§ **Short problem**: Reproduce each line of the records below verbatim, in the same order.

_ _ _ _ _ _ _

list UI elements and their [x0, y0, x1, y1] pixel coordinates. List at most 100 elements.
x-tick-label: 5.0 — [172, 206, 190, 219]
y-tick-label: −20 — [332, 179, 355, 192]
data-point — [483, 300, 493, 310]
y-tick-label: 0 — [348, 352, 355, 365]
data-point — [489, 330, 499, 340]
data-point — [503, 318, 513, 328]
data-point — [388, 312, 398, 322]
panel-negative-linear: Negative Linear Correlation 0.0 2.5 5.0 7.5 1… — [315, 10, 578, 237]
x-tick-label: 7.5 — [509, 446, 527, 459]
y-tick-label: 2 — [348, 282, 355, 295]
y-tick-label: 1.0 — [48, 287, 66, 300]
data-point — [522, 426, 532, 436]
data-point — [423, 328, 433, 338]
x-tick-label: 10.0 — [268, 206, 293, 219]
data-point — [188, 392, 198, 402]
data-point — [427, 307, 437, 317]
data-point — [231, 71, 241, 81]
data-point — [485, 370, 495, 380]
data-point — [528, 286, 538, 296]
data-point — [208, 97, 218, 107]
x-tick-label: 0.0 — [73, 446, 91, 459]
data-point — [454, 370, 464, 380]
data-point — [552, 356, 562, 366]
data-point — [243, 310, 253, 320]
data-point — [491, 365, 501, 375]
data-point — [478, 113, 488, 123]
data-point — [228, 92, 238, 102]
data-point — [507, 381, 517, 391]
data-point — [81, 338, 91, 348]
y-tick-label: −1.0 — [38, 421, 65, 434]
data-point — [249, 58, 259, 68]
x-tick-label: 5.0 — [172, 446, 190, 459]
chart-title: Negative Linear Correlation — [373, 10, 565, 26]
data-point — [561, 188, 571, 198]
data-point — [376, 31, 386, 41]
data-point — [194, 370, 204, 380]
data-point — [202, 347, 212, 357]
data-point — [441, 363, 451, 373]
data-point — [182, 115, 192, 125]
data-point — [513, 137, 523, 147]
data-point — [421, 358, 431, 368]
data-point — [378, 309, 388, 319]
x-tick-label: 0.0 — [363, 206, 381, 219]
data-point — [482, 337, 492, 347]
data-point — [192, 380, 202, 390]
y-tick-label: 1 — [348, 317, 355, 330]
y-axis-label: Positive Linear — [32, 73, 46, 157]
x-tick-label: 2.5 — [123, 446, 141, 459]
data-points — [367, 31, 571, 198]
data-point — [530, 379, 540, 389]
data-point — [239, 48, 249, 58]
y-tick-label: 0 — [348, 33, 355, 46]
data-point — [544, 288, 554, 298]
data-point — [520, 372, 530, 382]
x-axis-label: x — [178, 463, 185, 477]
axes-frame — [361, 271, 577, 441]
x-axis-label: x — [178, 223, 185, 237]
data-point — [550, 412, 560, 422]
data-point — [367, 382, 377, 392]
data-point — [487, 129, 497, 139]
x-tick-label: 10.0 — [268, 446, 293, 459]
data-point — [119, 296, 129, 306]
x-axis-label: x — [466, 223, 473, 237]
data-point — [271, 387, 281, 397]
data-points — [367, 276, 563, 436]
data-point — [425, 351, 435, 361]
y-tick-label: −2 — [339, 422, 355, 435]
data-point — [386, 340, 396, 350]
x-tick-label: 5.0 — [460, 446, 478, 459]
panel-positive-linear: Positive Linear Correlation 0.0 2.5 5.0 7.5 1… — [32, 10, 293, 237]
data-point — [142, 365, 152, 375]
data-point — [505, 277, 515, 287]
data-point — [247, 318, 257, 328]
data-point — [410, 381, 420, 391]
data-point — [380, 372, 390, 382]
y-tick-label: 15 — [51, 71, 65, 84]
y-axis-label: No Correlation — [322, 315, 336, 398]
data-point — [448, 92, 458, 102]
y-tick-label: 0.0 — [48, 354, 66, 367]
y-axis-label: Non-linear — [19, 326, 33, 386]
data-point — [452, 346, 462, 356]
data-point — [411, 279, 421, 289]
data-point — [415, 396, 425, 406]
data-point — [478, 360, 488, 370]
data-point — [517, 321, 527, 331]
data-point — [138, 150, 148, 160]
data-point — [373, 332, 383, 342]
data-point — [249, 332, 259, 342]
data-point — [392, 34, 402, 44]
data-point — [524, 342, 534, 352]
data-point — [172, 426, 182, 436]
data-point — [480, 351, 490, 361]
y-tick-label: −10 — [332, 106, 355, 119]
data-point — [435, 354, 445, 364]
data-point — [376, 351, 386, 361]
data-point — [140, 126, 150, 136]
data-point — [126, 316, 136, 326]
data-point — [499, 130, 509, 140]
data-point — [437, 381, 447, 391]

_ _ _ _ _ _ _

§ **Result for this exercise**:
list UI elements and their [x0, y0, x1, y1] pixel coordinates. List at most 100 elements.
x-tick-label: 5.0 — [172, 206, 190, 219]
y-tick-label: −20 — [332, 179, 355, 192]
data-point — [483, 300, 493, 310]
y-tick-label: 0 — [348, 352, 355, 365]
data-point — [489, 330, 499, 340]
data-point — [503, 318, 513, 328]
data-point — [388, 312, 398, 322]
panel-negative-linear: Negative Linear Correlation 0.0 2.5 5.0 7.5 1… — [315, 10, 578, 237]
x-tick-label: 7.5 — [509, 446, 527, 459]
y-tick-label: 2 — [348, 282, 355, 295]
y-tick-label: 1.0 — [48, 287, 66, 300]
data-point — [522, 426, 532, 436]
data-point — [423, 328, 433, 338]
x-tick-label: 10.0 — [268, 206, 293, 219]
data-point — [188, 392, 198, 402]
data-point — [427, 307, 437, 317]
data-point — [231, 71, 241, 81]
data-point — [485, 370, 495, 380]
data-point — [528, 286, 538, 296]
data-point — [208, 97, 218, 107]
x-tick-label: 0.0 — [73, 446, 91, 459]
data-point — [454, 370, 464, 380]
data-point — [552, 356, 562, 366]
data-point — [243, 310, 253, 320]
data-point — [491, 365, 501, 375]
data-point — [478, 113, 488, 123]
data-point — [228, 92, 238, 102]
data-point — [507, 381, 517, 391]
data-point — [81, 338, 91, 348]
y-tick-label: −1.0 — [38, 421, 65, 434]
data-point — [249, 58, 259, 68]
x-tick-label: 5.0 — [172, 446, 190, 459]
chart-title: Negative Linear Correlation — [373, 10, 565, 26]
data-point — [561, 188, 571, 198]
data-point — [376, 31, 386, 41]
data-point — [194, 370, 204, 380]
data-point — [202, 347, 212, 357]
data-point — [441, 363, 451, 373]
data-point — [182, 115, 192, 125]
data-point — [513, 137, 523, 147]
data-point — [421, 358, 431, 368]
data-point — [378, 309, 388, 319]
x-tick-label: 0.0 — [363, 206, 381, 219]
data-point — [482, 337, 492, 347]
data-point — [192, 380, 202, 390]
y-tick-label: 1 — [348, 317, 355, 330]
y-axis-label: Positive Linear — [32, 73, 46, 157]
x-tick-label: 2.5 — [123, 446, 141, 459]
data-points — [367, 31, 571, 198]
data-point — [530, 379, 540, 389]
data-point — [239, 48, 249, 58]
y-tick-label: 0 — [348, 33, 355, 46]
data-point — [544, 288, 554, 298]
data-point — [520, 372, 530, 382]
x-axis-label: x — [178, 463, 185, 477]
axes-frame — [361, 271, 577, 441]
x-axis-label: x — [178, 223, 185, 237]
data-point — [550, 412, 560, 422]
data-point — [367, 382, 377, 392]
data-point — [487, 129, 497, 139]
x-tick-label: 10.0 — [268, 446, 293, 459]
data-point — [119, 296, 129, 306]
x-axis-label: x — [466, 223, 473, 237]
data-point — [271, 387, 281, 397]
data-points — [367, 276, 563, 436]
data-point — [425, 351, 435, 361]
y-tick-label: −2 — [339, 422, 355, 435]
data-point — [386, 340, 396, 350]
x-tick-label: 5.0 — [460, 446, 478, 459]
panel-positive-linear: Positive Linear Correlation 0.0 2.5 5.0 7.5 1… — [32, 10, 293, 237]
data-point — [142, 365, 152, 375]
data-point — [505, 277, 515, 287]
data-point — [247, 318, 257, 328]
data-point — [410, 381, 420, 391]
data-point — [380, 372, 390, 382]
y-tick-label: 15 — [51, 71, 65, 84]
y-axis-label: No Correlation — [322, 315, 336, 398]
data-point — [448, 92, 458, 102]
y-tick-label: 0.0 — [48, 354, 66, 367]
y-axis-label: Non-linear — [19, 326, 33, 386]
data-point — [452, 346, 462, 356]
data-point — [411, 279, 421, 289]
data-point — [415, 396, 425, 406]
data-point — [478, 360, 488, 370]
data-point — [517, 321, 527, 331]
data-point — [138, 150, 148, 160]
data-point — [373, 332, 383, 342]
data-point — [249, 332, 259, 342]
data-point — [392, 34, 402, 44]
data-point — [524, 342, 534, 352]
data-point — [172, 426, 182, 436]
data-point — [480, 351, 490, 361]
y-tick-label: −10 — [332, 106, 355, 119]
data-point — [435, 354, 445, 364]
data-point — [376, 351, 386, 361]
data-point — [140, 126, 150, 136]
data-point — [126, 316, 136, 326]
data-point — [499, 130, 509, 140]
data-point — [437, 381, 447, 391]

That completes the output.